(What to do) Give nothing except the number of lines containing the word "signal".

..........

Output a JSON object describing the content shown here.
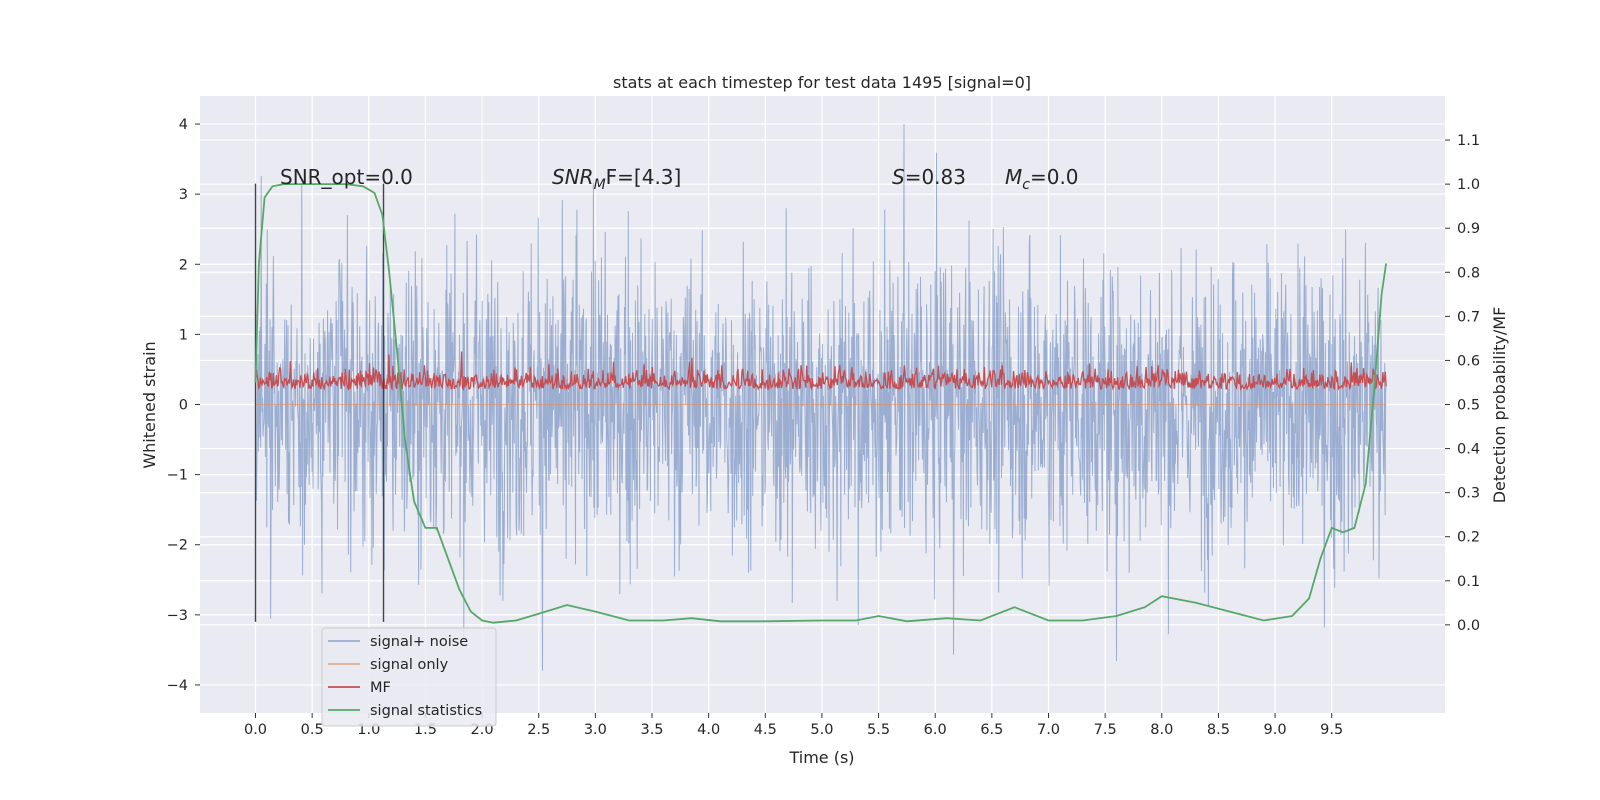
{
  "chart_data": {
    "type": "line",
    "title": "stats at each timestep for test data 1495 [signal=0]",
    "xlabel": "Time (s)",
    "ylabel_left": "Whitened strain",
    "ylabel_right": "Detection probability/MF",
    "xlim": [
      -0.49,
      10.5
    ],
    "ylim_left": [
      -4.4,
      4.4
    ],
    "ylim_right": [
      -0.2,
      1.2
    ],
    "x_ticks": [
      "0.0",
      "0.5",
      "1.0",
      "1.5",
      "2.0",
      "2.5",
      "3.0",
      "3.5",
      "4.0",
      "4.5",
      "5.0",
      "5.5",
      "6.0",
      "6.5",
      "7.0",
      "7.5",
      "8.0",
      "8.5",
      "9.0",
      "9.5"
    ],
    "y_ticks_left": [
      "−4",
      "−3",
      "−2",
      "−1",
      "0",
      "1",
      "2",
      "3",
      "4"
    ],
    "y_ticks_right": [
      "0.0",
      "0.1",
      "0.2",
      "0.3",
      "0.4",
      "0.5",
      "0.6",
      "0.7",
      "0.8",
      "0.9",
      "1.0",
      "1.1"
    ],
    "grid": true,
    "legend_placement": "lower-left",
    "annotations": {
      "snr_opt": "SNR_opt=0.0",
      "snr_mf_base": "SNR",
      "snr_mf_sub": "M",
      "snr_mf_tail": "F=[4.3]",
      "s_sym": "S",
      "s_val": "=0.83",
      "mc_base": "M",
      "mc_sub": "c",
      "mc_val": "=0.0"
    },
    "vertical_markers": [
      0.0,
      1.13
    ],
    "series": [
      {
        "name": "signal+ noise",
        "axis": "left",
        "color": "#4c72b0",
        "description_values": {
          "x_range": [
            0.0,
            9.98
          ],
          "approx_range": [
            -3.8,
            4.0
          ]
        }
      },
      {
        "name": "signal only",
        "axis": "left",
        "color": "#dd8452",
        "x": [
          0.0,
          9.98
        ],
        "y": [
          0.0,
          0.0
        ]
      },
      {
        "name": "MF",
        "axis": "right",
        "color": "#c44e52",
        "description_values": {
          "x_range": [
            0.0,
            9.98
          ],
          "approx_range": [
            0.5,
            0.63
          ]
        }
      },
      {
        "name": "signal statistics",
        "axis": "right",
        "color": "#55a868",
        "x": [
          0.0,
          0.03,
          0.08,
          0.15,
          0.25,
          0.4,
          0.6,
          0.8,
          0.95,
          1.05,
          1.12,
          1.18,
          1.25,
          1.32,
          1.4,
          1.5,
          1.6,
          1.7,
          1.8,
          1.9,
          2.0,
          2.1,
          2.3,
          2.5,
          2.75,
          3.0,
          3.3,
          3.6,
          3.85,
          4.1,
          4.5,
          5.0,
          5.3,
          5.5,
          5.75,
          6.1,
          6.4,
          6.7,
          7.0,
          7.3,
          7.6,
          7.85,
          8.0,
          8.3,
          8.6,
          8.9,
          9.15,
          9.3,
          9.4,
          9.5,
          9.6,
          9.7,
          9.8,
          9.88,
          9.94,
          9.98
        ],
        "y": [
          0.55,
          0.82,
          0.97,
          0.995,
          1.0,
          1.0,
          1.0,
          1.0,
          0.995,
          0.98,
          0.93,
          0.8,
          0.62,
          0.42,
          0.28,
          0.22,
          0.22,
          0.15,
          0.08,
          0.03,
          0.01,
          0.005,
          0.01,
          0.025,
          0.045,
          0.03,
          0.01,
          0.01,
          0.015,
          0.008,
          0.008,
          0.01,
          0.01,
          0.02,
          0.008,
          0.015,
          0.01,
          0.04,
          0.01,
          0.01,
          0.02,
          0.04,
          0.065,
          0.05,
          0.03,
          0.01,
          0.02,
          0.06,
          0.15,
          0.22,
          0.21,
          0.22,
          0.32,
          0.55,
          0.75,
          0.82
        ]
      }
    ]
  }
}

..........

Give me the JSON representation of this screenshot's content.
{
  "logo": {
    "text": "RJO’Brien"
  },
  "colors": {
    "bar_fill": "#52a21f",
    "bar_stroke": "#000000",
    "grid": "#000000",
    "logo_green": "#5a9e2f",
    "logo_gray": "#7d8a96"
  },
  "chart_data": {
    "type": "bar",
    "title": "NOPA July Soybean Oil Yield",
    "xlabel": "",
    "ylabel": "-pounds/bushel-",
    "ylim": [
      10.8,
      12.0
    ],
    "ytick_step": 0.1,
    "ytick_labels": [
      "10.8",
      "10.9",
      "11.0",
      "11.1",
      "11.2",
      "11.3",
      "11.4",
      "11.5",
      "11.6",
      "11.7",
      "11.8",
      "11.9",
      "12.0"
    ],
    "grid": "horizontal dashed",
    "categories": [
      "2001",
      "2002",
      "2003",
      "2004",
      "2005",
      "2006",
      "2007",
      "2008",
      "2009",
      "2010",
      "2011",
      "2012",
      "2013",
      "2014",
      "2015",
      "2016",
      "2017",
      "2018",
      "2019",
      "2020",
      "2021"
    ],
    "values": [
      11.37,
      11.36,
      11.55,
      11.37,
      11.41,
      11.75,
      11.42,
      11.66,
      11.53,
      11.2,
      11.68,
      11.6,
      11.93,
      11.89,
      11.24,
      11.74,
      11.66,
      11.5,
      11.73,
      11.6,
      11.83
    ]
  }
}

..........

(Response below) 4